### The exercise
From the entries that follow, extract each line holding the string "varepsilon".

══════════════════════════════

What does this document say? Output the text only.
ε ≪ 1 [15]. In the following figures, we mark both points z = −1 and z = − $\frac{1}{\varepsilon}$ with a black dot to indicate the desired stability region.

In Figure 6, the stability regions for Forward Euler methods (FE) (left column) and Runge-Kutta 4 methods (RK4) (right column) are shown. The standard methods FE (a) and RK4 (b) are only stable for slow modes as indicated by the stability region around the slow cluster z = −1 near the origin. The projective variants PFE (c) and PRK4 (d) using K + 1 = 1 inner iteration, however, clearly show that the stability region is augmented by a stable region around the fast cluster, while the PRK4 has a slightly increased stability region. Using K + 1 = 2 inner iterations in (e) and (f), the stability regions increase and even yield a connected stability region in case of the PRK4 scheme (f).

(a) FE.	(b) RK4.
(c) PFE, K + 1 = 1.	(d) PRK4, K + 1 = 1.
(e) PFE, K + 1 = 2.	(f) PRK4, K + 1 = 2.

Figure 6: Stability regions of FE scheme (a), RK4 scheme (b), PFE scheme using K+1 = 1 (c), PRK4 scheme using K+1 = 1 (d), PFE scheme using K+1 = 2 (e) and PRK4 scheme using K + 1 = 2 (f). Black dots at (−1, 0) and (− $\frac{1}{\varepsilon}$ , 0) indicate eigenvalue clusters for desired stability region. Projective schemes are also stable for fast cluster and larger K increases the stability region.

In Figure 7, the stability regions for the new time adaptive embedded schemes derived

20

══════════════════════════════

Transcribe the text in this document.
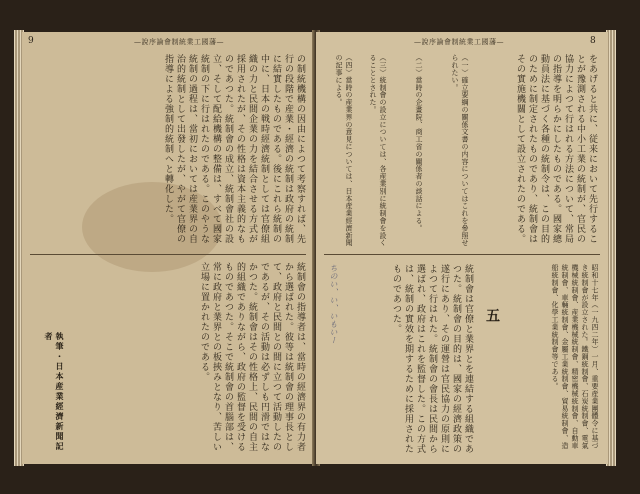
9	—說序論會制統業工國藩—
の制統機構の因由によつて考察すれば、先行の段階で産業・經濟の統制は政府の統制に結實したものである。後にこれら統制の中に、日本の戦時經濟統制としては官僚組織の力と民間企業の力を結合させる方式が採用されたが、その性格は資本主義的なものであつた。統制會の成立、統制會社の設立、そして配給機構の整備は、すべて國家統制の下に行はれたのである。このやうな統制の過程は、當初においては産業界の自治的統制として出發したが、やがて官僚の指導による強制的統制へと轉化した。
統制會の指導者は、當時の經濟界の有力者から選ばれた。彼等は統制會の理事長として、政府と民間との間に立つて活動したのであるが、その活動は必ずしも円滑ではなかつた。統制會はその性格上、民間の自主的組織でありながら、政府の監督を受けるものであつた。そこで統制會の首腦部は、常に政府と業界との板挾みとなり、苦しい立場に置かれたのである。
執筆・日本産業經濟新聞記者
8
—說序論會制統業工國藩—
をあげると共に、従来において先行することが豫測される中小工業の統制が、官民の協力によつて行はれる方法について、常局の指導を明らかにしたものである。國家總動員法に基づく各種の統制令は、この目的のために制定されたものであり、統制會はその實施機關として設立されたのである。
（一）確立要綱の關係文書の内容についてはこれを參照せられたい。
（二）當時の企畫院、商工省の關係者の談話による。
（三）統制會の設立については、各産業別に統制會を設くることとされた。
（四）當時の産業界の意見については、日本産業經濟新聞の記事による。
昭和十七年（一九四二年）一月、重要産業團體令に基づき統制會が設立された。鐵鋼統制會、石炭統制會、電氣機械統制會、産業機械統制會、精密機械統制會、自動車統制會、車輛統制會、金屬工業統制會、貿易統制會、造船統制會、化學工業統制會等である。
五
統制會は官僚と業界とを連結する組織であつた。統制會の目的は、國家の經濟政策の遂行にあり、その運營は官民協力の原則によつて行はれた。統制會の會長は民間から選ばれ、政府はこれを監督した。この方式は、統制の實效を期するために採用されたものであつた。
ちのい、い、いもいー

══════════════════════════════

### Answer for the task
ε ≪ 1 [15]. In the following figures, we mark both points z = −1 and z = − $\frac{1}{\varepsilon}$ with a black dot to indicate the desired stability region.
Figure 6: Stability regions of FE scheme (a), RK4 scheme (b), PFE scheme using K+1 = 1 (c), PRK4 scheme using K+1 = 1 (d), PFE scheme using K+1 = 2 (e) and PRK4 scheme using K + 1 = 2 (f). Black dots at (−1, 0) and (− $\frac{1}{\varepsilon}$ , 0) indicate eigenvalue clusters for desired stability region. Projective schemes are also stable for fast cluster and larger K increases the stability region.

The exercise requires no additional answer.